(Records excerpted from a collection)
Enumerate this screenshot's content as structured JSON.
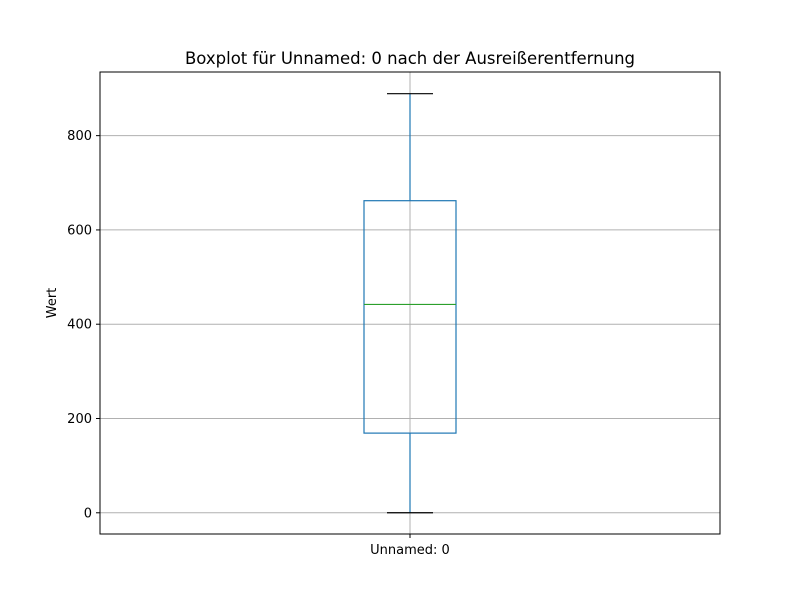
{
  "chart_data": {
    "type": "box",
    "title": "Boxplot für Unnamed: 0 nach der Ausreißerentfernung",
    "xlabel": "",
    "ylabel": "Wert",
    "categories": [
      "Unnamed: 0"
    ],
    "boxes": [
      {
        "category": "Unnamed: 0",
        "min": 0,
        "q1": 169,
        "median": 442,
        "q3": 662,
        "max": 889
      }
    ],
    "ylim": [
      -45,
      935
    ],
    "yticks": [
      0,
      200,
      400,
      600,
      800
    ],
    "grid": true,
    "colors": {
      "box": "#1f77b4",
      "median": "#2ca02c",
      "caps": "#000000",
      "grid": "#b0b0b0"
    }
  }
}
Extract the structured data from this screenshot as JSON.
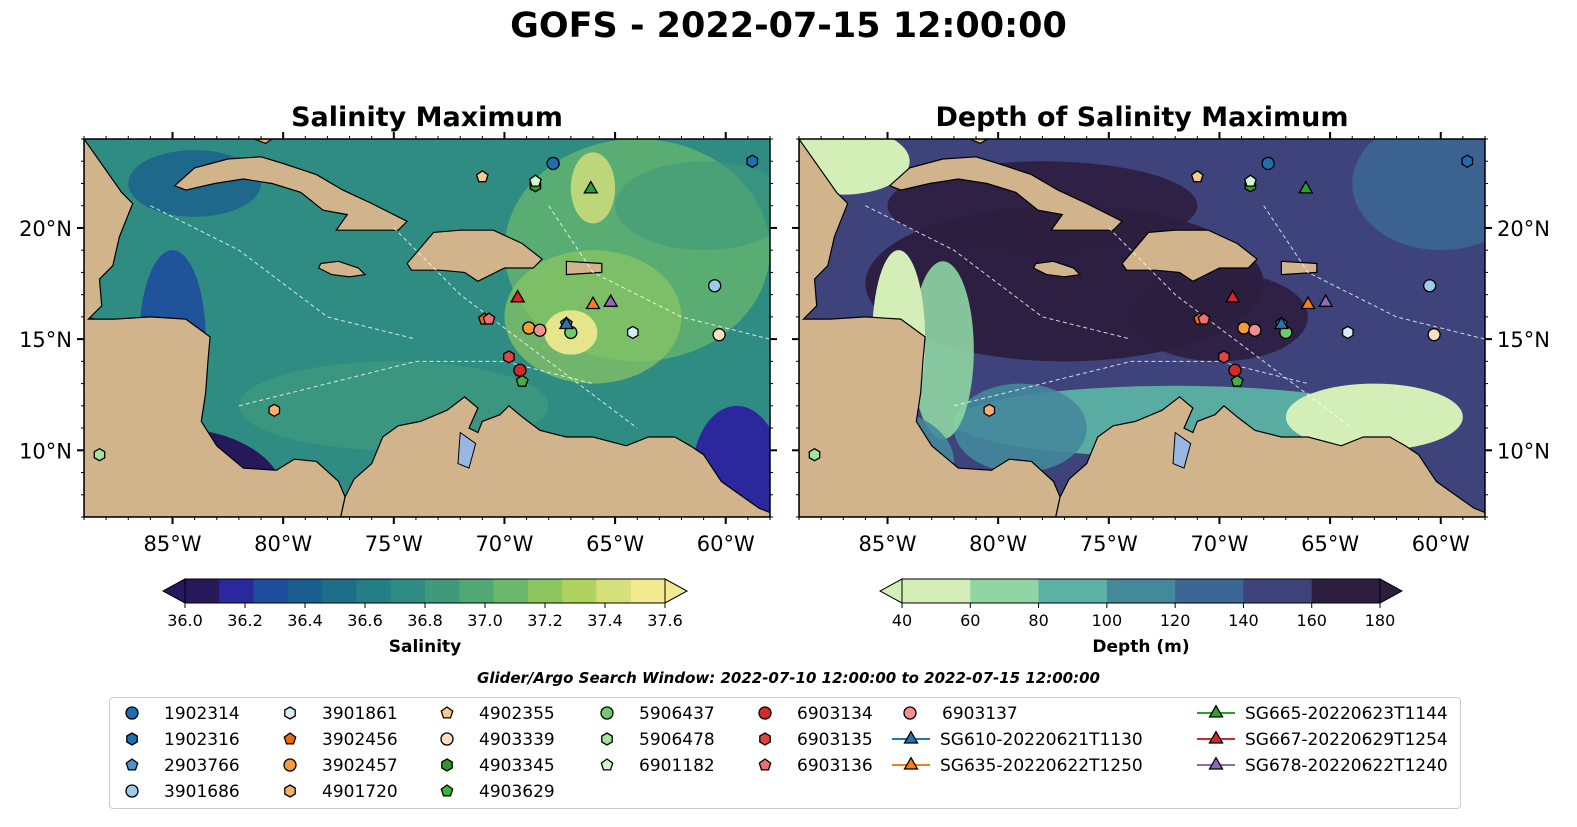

---

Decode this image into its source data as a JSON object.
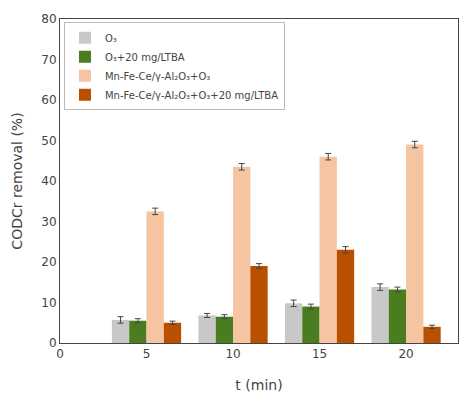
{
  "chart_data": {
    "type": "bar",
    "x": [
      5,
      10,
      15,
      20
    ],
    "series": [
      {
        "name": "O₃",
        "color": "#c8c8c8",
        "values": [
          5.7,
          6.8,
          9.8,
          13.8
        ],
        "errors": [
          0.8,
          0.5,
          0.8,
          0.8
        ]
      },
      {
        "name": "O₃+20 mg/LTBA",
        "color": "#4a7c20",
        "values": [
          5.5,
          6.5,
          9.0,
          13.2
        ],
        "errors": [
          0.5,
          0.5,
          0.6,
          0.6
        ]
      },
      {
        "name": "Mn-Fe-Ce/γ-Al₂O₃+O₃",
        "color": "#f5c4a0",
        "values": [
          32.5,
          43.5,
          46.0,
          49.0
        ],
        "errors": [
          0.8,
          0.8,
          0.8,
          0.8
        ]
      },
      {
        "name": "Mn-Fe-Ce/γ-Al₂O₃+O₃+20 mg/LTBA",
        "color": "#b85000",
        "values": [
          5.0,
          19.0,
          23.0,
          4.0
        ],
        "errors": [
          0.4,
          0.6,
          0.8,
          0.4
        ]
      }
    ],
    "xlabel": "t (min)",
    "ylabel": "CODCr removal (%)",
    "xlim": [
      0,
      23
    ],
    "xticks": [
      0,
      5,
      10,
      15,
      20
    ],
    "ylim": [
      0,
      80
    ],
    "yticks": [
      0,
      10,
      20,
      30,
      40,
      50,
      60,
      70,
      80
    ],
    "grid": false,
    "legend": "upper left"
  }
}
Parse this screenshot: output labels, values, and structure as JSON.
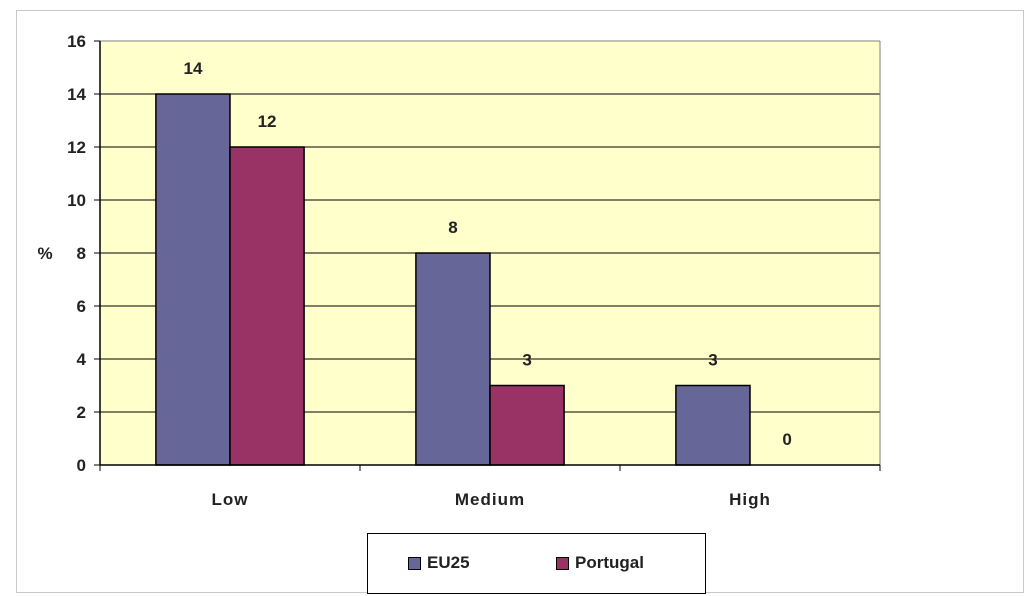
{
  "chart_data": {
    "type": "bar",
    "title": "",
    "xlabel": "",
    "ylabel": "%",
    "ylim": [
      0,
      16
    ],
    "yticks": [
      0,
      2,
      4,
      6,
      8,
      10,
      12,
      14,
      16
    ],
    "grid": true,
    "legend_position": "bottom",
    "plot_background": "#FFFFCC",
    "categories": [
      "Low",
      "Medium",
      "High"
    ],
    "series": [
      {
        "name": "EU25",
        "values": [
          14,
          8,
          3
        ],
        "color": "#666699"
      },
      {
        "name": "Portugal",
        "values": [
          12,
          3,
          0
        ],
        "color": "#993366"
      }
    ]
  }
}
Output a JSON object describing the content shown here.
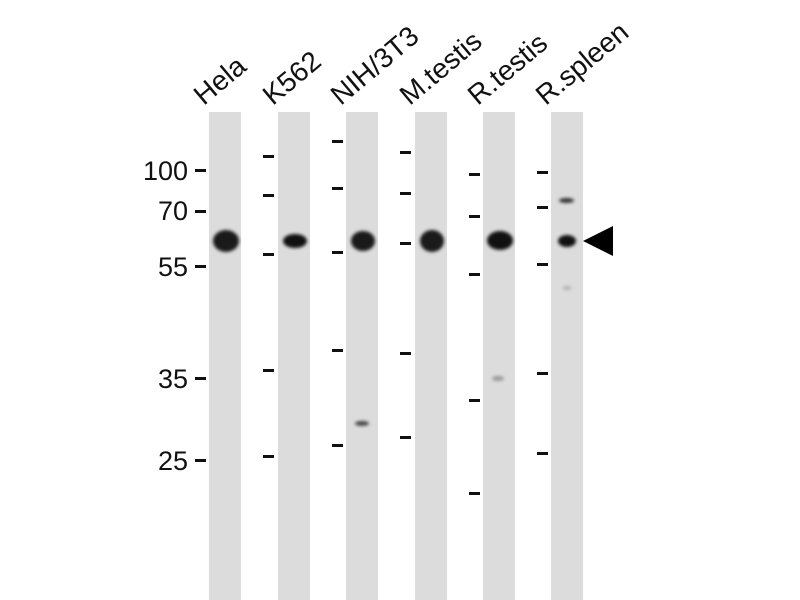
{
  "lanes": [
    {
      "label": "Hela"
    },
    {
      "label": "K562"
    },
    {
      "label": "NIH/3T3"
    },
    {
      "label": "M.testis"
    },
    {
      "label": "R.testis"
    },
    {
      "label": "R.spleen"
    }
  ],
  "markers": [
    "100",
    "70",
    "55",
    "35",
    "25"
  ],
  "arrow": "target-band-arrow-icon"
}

» **Exercise prompt**: Pictures are not part of the copy. Reproduce the lines from the one containing "Enumerate this screenshot's" through the one containing "Extract the structured", exactly and nothing more.

» **Complete response**:
Enumerate this screenshot's content as structured JSON.
{
  "chart_data": {
    "type": "box",
    "title": "Boxplot für Unnamed: 0 nach der Ausreißerentfernung",
    "xlabel": "",
    "ylabel": "Wert",
    "categories": [
      "Unnamed: 0"
    ],
    "boxes": [
      {
        "category": "Unnamed: 0",
        "min": 0,
        "q1": 169,
        "median": 442,
        "q3": 662,
        "max": 889
      }
    ],
    "ylim": [
      -45,
      935
    ],
    "yticks": [
      0,
      200,
      400,
      600,
      800
    ],
    "grid": true,
    "colors": {
      "box": "#1f77b4",
      "median": "#2ca02c",
      "caps": "#000000",
      "grid": "#b0b0b0"
    }
  }
}
Extract the structured data from this screenshot as JSON.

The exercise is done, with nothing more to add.